> _Exercise task_
Write the data out again exactly, dropping any images it holds.

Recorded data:
"""

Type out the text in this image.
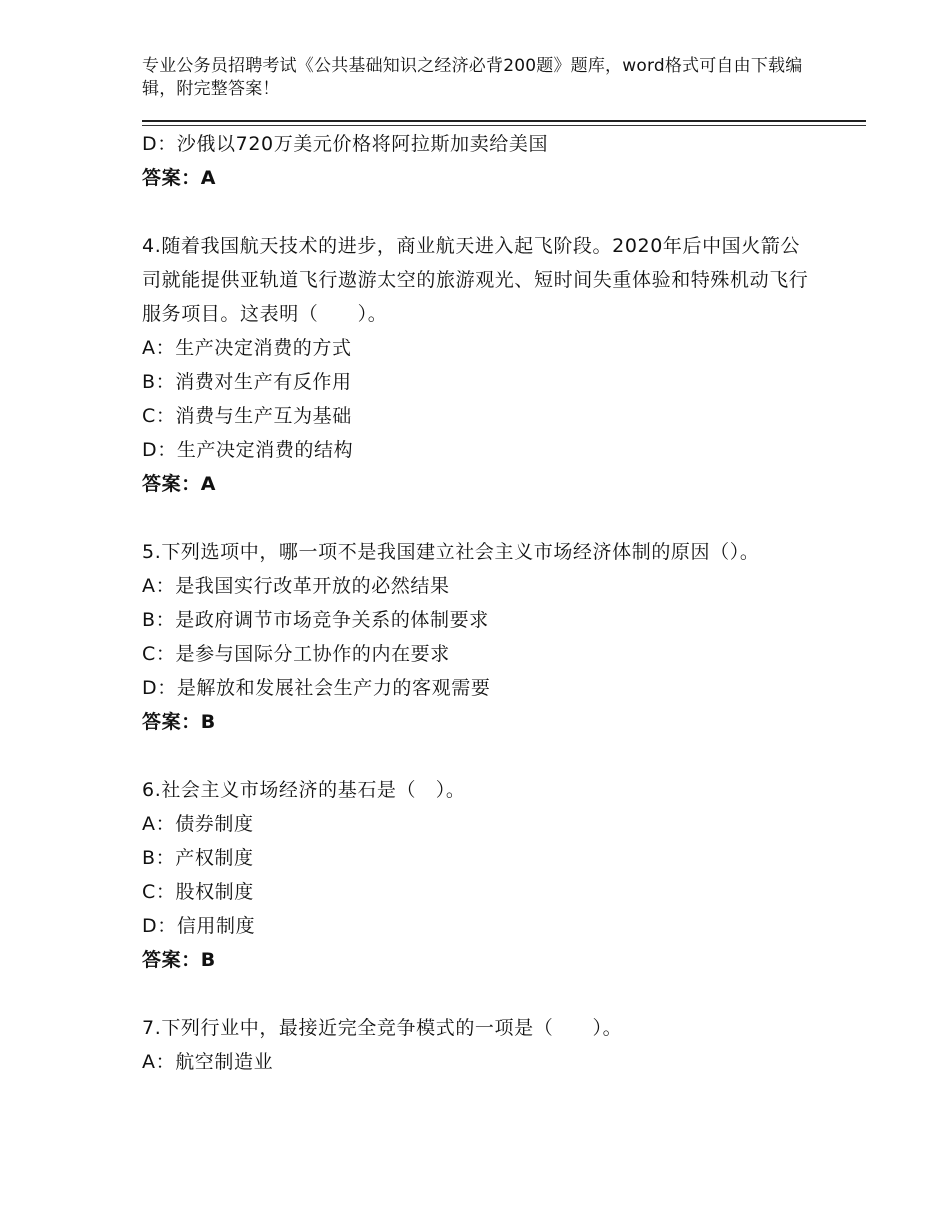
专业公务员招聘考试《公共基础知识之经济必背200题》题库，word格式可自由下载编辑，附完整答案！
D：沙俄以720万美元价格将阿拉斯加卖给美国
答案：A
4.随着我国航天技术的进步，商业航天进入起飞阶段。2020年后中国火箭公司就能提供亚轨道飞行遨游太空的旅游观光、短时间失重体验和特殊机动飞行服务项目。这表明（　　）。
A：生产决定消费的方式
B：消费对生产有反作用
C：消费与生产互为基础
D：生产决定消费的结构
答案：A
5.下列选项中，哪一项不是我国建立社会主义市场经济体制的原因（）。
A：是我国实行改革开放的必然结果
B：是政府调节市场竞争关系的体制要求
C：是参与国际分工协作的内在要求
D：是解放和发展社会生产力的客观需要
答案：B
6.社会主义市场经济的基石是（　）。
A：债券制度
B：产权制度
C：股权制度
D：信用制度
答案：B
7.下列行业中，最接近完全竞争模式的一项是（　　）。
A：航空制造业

"""

> _Task output_
Type out the text in this image.
专业公务员招聘考试《公共基础知识之经济必背200题》题库，word格式可自由下载编辑，附完整答案！
D：沙俄以720万美元价格将阿拉斯加卖给美国
答案：A
4.随着我国航天技术的进步，商业航天进入起飞阶段。2020年后中国火箭公司就能提供亚轨道飞行遨游太空的旅游观光、短时间失重体验和特殊机动飞行服务项目。这表明（　　）。
A：生产决定消费的方式
B：消费对生产有反作用
C：消费与生产互为基础
D：生产决定消费的结构
答案：A
5.下列选项中，哪一项不是我国建立社会主义市场经济体制的原因（）。
A：是我国实行改革开放的必然结果
B：是政府调节市场竞争关系的体制要求
C：是参与国际分工协作的内在要求
D：是解放和发展社会生产力的客观需要
答案：B
6.社会主义市场经济的基石是（　）。
A：债券制度
B：产权制度
C：股权制度
D：信用制度
答案：B
7.下列行业中，最接近完全竞争模式的一项是（　　）。
A：航空制造业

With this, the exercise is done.